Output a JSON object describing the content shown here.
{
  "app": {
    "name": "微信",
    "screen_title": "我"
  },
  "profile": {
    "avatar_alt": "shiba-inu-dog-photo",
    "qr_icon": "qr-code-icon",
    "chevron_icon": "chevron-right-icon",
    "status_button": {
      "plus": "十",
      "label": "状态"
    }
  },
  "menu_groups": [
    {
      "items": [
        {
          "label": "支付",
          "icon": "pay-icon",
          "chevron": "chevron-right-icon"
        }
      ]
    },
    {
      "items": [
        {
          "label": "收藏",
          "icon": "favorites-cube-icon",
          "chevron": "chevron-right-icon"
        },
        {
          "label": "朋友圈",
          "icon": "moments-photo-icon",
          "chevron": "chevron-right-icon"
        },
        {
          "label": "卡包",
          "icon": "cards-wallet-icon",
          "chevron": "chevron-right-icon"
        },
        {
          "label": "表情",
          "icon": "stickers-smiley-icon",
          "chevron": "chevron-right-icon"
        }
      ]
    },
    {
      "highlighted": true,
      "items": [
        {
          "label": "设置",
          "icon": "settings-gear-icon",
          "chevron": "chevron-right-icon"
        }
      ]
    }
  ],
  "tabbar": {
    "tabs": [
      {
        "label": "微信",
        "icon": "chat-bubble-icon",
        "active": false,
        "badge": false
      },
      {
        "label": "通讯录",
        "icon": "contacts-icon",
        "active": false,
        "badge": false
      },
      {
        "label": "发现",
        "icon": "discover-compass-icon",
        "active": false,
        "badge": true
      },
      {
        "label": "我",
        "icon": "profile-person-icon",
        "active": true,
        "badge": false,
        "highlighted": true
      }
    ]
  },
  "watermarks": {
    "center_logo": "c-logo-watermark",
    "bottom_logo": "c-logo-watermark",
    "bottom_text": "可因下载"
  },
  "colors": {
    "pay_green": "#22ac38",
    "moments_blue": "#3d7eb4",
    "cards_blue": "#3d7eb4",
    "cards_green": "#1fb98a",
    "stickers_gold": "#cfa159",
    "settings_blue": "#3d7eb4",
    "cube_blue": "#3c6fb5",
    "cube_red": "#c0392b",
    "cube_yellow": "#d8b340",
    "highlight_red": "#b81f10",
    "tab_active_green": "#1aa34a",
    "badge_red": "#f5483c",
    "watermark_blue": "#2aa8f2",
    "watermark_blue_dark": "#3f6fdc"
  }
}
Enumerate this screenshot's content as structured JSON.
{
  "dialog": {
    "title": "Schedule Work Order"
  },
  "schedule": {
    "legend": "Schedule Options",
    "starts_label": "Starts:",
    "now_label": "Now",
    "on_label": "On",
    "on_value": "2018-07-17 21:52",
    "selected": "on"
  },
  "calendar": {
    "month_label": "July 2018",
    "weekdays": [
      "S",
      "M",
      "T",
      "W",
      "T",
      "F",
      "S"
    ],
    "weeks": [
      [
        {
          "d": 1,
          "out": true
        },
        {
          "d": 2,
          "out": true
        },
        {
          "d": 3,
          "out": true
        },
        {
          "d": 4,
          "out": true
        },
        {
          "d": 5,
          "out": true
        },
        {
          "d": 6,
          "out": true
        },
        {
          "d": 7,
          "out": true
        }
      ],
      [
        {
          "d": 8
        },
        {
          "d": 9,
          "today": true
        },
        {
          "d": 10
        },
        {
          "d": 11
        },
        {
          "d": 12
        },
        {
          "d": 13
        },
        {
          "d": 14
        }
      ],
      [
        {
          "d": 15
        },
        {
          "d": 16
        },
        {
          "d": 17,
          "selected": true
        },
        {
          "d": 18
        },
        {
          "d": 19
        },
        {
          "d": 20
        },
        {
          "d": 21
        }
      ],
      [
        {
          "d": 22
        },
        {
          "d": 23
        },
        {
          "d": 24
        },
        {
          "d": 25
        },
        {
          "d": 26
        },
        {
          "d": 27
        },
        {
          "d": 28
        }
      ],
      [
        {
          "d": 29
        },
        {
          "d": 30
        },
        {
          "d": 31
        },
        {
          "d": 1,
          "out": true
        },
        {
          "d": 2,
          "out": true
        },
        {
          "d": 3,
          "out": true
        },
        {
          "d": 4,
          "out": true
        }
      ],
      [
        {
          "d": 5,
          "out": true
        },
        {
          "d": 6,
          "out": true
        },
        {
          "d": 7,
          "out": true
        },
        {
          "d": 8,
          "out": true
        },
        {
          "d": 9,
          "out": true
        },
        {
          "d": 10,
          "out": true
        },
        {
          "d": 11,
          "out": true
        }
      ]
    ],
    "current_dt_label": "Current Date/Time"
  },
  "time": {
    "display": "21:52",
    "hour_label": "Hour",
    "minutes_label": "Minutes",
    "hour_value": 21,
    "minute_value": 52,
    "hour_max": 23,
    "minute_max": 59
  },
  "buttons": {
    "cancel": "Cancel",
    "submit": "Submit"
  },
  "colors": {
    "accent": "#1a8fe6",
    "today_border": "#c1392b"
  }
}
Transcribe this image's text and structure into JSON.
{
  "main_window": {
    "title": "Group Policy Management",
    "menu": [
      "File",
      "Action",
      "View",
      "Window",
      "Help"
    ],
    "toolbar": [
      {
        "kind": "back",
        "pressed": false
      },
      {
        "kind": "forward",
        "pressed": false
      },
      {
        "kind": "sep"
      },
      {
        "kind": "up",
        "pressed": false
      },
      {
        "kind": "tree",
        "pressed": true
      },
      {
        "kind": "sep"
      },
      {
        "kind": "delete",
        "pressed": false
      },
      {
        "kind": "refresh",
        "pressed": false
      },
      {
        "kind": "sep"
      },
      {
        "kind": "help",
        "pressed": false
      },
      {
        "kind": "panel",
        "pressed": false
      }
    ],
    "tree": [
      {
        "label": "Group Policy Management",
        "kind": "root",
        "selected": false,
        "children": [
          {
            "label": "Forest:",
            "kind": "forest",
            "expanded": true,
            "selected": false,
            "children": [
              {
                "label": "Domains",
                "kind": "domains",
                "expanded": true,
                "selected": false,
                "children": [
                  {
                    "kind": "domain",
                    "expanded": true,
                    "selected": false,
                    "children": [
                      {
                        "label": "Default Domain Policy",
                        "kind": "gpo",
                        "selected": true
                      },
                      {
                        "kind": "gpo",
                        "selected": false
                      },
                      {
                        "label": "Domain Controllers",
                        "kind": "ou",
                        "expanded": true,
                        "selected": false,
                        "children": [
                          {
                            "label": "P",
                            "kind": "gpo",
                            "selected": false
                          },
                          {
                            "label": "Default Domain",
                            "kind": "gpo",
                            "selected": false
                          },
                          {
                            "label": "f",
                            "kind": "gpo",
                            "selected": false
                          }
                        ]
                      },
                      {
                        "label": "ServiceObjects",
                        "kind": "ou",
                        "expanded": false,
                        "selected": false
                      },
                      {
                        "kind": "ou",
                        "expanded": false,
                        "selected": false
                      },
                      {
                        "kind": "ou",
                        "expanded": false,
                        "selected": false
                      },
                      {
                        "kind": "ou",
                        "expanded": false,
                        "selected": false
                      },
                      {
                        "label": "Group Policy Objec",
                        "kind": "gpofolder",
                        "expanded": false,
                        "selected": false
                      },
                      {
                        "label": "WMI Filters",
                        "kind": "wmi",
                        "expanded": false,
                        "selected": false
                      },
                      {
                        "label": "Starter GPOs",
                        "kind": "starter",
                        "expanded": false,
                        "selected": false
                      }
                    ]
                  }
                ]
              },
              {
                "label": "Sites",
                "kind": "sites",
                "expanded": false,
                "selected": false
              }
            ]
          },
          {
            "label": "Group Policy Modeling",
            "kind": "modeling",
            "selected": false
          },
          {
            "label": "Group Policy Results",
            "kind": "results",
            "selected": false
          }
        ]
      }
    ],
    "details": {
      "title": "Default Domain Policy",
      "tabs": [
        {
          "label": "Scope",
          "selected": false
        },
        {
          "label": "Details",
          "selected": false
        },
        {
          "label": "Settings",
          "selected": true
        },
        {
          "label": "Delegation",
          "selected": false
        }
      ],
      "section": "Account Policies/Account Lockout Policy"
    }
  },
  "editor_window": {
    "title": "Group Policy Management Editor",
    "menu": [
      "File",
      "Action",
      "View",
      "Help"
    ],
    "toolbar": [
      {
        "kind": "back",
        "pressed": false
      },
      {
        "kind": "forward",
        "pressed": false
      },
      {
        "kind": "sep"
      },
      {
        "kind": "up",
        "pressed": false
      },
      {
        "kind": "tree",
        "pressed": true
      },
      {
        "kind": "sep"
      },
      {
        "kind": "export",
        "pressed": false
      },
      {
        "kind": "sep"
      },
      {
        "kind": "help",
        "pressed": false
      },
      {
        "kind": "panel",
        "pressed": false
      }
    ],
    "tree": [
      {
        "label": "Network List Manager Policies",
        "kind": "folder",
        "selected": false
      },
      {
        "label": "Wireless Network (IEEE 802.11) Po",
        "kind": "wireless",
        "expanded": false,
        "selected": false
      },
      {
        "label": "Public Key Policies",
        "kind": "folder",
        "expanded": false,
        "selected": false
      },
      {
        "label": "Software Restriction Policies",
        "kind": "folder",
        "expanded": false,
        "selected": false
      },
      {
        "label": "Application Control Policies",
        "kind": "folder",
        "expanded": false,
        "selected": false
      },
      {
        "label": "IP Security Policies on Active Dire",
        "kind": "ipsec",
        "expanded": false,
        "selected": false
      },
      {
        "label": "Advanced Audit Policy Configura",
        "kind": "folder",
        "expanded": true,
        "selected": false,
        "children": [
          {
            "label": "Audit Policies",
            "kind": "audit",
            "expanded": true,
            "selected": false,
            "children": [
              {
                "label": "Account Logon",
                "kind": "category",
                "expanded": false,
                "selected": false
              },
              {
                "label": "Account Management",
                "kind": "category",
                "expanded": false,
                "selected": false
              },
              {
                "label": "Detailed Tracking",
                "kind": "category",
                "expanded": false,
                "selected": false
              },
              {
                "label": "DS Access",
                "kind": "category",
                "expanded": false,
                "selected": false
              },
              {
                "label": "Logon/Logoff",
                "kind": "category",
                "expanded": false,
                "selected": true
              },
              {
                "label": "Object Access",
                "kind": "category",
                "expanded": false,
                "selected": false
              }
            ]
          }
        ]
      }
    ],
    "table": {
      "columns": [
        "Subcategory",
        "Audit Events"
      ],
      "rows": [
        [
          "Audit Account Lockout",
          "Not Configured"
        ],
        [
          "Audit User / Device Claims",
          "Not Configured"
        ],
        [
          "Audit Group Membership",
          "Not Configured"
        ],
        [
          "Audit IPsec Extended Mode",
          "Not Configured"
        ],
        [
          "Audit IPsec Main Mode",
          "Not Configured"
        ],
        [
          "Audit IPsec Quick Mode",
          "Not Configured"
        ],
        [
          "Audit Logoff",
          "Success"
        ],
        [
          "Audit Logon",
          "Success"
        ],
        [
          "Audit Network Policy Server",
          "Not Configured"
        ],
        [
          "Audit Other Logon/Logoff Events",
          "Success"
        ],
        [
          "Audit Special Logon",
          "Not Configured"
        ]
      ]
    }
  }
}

▸ **INSTRUCTIONS TO FOLLOW**: Copy every line in the entries above that has the string "Management" in it.

▸ **FINISHED TASK**:
    "title": "Group Policy Management",
        "label": "Group Policy Management",
    "title": "Group Policy Management Editor",
                "label": "Account Management",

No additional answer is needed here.